--- start of DATASET RECORDS ---

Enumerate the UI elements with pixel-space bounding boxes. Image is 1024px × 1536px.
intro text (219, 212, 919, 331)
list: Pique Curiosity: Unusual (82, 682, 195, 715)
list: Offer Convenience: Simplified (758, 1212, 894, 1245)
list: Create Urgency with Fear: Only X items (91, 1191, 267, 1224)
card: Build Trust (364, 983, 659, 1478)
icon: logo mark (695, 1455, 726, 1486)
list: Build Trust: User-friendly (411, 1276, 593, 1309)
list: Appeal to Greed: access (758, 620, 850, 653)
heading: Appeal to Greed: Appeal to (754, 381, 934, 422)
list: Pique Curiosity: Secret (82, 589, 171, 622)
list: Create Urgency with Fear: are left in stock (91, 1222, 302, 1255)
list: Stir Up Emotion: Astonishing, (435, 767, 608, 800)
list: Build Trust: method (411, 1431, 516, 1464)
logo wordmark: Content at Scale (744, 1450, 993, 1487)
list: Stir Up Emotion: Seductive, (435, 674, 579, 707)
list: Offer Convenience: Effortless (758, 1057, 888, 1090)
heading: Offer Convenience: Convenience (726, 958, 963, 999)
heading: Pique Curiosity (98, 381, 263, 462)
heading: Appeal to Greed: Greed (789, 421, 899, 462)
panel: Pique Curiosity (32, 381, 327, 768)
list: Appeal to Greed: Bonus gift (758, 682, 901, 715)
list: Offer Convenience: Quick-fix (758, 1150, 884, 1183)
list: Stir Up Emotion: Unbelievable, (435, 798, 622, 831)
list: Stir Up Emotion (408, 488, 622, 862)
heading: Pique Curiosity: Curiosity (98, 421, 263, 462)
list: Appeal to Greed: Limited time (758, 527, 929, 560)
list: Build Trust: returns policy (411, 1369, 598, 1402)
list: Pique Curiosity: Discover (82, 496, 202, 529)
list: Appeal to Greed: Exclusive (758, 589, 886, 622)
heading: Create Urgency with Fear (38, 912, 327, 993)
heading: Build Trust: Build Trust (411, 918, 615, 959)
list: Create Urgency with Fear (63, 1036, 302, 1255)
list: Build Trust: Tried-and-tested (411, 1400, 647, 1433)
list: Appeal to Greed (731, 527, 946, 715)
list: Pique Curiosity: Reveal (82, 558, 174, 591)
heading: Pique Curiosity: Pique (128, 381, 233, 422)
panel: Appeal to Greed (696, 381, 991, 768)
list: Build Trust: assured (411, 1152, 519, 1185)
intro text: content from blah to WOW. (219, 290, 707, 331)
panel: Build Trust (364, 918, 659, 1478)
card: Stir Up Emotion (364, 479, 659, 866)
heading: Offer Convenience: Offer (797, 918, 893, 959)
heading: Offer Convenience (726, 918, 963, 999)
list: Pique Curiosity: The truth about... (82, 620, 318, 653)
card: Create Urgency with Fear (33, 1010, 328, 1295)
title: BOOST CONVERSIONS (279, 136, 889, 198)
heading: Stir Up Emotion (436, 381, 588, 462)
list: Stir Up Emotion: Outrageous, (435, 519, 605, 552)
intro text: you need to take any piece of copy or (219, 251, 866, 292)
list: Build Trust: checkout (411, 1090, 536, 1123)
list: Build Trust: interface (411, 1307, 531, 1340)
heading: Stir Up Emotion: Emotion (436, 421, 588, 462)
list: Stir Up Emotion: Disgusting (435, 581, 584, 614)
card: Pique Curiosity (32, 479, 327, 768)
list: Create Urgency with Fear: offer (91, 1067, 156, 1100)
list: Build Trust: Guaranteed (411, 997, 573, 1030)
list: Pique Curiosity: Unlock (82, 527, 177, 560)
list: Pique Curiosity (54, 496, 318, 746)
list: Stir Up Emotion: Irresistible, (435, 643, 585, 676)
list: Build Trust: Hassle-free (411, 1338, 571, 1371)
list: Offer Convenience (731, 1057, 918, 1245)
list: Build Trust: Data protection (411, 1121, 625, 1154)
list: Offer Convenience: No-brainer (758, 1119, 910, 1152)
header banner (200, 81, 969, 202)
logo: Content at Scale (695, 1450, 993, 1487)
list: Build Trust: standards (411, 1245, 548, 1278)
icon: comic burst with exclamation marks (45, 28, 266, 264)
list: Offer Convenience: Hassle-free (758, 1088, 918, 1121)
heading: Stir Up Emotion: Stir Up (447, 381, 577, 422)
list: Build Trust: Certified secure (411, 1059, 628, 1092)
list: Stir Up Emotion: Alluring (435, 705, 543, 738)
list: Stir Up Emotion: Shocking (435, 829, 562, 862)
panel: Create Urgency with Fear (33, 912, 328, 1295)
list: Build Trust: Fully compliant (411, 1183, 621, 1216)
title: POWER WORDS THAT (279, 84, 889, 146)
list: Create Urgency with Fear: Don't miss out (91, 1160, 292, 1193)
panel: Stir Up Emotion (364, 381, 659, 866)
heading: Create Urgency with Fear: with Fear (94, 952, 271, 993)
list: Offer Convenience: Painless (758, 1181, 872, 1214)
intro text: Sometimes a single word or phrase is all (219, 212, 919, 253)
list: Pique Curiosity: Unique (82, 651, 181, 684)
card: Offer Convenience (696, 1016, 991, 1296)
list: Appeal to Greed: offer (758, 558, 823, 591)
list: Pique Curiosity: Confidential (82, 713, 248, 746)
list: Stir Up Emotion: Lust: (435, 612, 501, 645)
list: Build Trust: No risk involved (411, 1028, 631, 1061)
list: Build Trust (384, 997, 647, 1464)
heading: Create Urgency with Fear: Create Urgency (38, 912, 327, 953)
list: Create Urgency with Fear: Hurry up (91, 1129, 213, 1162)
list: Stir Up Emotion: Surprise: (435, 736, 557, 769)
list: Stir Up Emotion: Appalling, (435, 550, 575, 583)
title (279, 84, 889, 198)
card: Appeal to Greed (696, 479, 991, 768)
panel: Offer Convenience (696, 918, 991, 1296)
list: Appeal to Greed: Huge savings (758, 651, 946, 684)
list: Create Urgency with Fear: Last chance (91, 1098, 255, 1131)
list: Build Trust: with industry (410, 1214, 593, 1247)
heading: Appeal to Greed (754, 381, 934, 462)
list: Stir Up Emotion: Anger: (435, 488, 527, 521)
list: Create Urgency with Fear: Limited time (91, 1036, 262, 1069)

--- end of DATASET RECORDS ---

▶ _WHAT TO WORK ON_: Please copy every row above word for word, keeping each line unchanged and in its original order.

▶ _RESULT OF THE TASK_:
Enumerate the UI elements with pixel-space bounding boxes. Image is 1024px × 1536px.
intro text (219, 212, 919, 331)
list: Pique Curiosity: Unusual (82, 682, 195, 715)
list: Offer Convenience: Simplified (758, 1212, 894, 1245)
list: Create Urgency with Fear: Only X items (91, 1191, 267, 1224)
card: Build Trust (364, 983, 659, 1478)
icon: logo mark (695, 1455, 726, 1486)
list: Build Trust: User-friendly (411, 1276, 593, 1309)
list: Appeal to Greed: access (758, 620, 850, 653)
heading: Appeal to Greed: Appeal to (754, 381, 934, 422)
list: Pique Curiosity: Secret (82, 589, 171, 622)
list: Create Urgency with Fear: are left in stock (91, 1222, 302, 1255)
list: Stir Up Emotion: Astonishing, (435, 767, 608, 800)
list: Build Trust: method (411, 1431, 516, 1464)
logo wordmark: Content at Scale (744, 1450, 993, 1487)
list: Stir Up Emotion: Seductive, (435, 674, 579, 707)
list: Offer Convenience: Effortless (758, 1057, 888, 1090)
heading: Offer Convenience: Convenience (726, 958, 963, 999)
heading: Pique Curiosity (98, 381, 263, 462)
heading: Appeal to Greed: Greed (789, 421, 899, 462)
panel: Pique Curiosity (32, 381, 327, 768)
list: Appeal to Greed: Bonus gift (758, 682, 901, 715)
list: Offer Convenience: Quick-fix (758, 1150, 884, 1183)
list: Stir Up Emotion: Unbelievable, (435, 798, 622, 831)
list: Stir Up Emotion (408, 488, 622, 862)
heading: Pique Curiosity: Curiosity (98, 421, 263, 462)
list: Appeal to Greed: Limited time (758, 527, 929, 560)
list: Build Trust: returns policy (411, 1369, 598, 1402)
list: Pique Curiosity: Discover (82, 496, 202, 529)
list: Appeal to Greed: Exclusive (758, 589, 886, 622)
heading: Create Urgency with Fear (38, 912, 327, 993)
heading: Build Trust: Build Trust (411, 918, 615, 959)
list: Create Urgency with Fear (63, 1036, 302, 1255)
list: Build Trust: Tried-and-tested (411, 1400, 647, 1433)
list: Appeal to Greed (731, 527, 946, 715)
list: Pique Curiosity: Reveal (82, 558, 174, 591)
heading: Pique Curiosity: Pique (128, 381, 233, 422)
panel: Appeal to Greed (696, 381, 991, 768)
list: Build Trust: assured (411, 1152, 519, 1185)
intro text: content from blah to WOW. (219, 290, 707, 331)
panel: Build Trust (364, 918, 659, 1478)
card: Stir Up Emotion (364, 479, 659, 866)
heading: Offer Convenience: Offer (797, 918, 893, 959)
heading: Offer Convenience (726, 918, 963, 999)
list: Pique Curiosity: The truth about... (82, 620, 318, 653)
card: Create Urgency with Fear (33, 1010, 328, 1295)
title: BOOST CONVERSIONS (279, 136, 889, 198)
heading: Stir Up Emotion (436, 381, 588, 462)
list: Stir Up Emotion: Outrageous, (435, 519, 605, 552)
intro text: you need to take any piece of copy or (219, 251, 866, 292)
list: Build Trust: checkout (411, 1090, 536, 1123)
list: Build Trust: interface (411, 1307, 531, 1340)
heading: Stir Up Emotion: Emotion (436, 421, 588, 462)
list: Stir Up Emotion: Disgusting (435, 581, 584, 614)
card: Pique Curiosity (32, 479, 327, 768)
list: Create Urgency with Fear: offer (91, 1067, 156, 1100)
list: Build Trust: Guaranteed (411, 997, 573, 1030)
list: Pique Curiosity: Unlock (82, 527, 177, 560)
list: Pique Curiosity (54, 496, 318, 746)
list: Stir Up Emotion: Irresistible, (435, 643, 585, 676)
list: Build Trust: Hassle-free (411, 1338, 571, 1371)
list: Offer Convenience (731, 1057, 918, 1245)
list: Build Trust: Data protection (411, 1121, 625, 1154)
list: Offer Convenience: No-brainer (758, 1119, 910, 1152)
header banner (200, 81, 969, 202)
logo: Content at Scale (695, 1450, 993, 1487)
list: Build Trust: standards (411, 1245, 548, 1278)
icon: comic burst with exclamation marks (45, 28, 266, 264)
list: Offer Convenience: Hassle-free (758, 1088, 918, 1121)
heading: Stir Up Emotion: Stir Up (447, 381, 577, 422)
list: Build Trust: Certified secure (411, 1059, 628, 1092)
list: Stir Up Emotion: Alluring (435, 705, 543, 738)
list: Stir Up Emotion: Shocking (435, 829, 562, 862)
panel: Create Urgency with Fear (33, 912, 328, 1295)
list: Build Trust: Fully compliant (411, 1183, 621, 1216)
title: POWER WORDS THAT (279, 84, 889, 146)
list: Create Urgency with Fear: Don't miss out (91, 1160, 292, 1193)
panel: Stir Up Emotion (364, 381, 659, 866)
heading: Create Urgency with Fear: with Fear (94, 952, 271, 993)
list: Offer Convenience: Painless (758, 1181, 872, 1214)
intro text: Sometimes a single word or phrase is all (219, 212, 919, 253)
list: Pique Curiosity: Unique (82, 651, 181, 684)
card: Offer Convenience (696, 1016, 991, 1296)
list: Appeal to Greed: offer (758, 558, 823, 591)
list: Pique Curiosity: Confidential (82, 713, 248, 746)
list: Stir Up Emotion: Lust: (435, 612, 501, 645)
list: Build Trust: No risk involved (411, 1028, 631, 1061)
list: Build Trust (384, 997, 647, 1464)
heading: Create Urgency with Fear: Create Urgency (38, 912, 327, 953)
list: Create Urgency with Fear: Hurry up (91, 1129, 213, 1162)
list: Stir Up Emotion: Surprise: (435, 736, 557, 769)
list: Stir Up Emotion: Appalling, (435, 550, 575, 583)
title (279, 84, 889, 198)
card: Appeal to Greed (696, 479, 991, 768)
panel: Offer Convenience (696, 918, 991, 1296)
list: Appeal to Greed: Huge savings (758, 651, 946, 684)
list: Create Urgency with Fear: Last chance (91, 1098, 255, 1131)
list: Build Trust: with industry (410, 1214, 593, 1247)
heading: Appeal to Greed (754, 381, 934, 462)
list: Stir Up Emotion: Anger: (435, 488, 527, 521)
list: Create Urgency with Fear: Limited time (91, 1036, 262, 1069)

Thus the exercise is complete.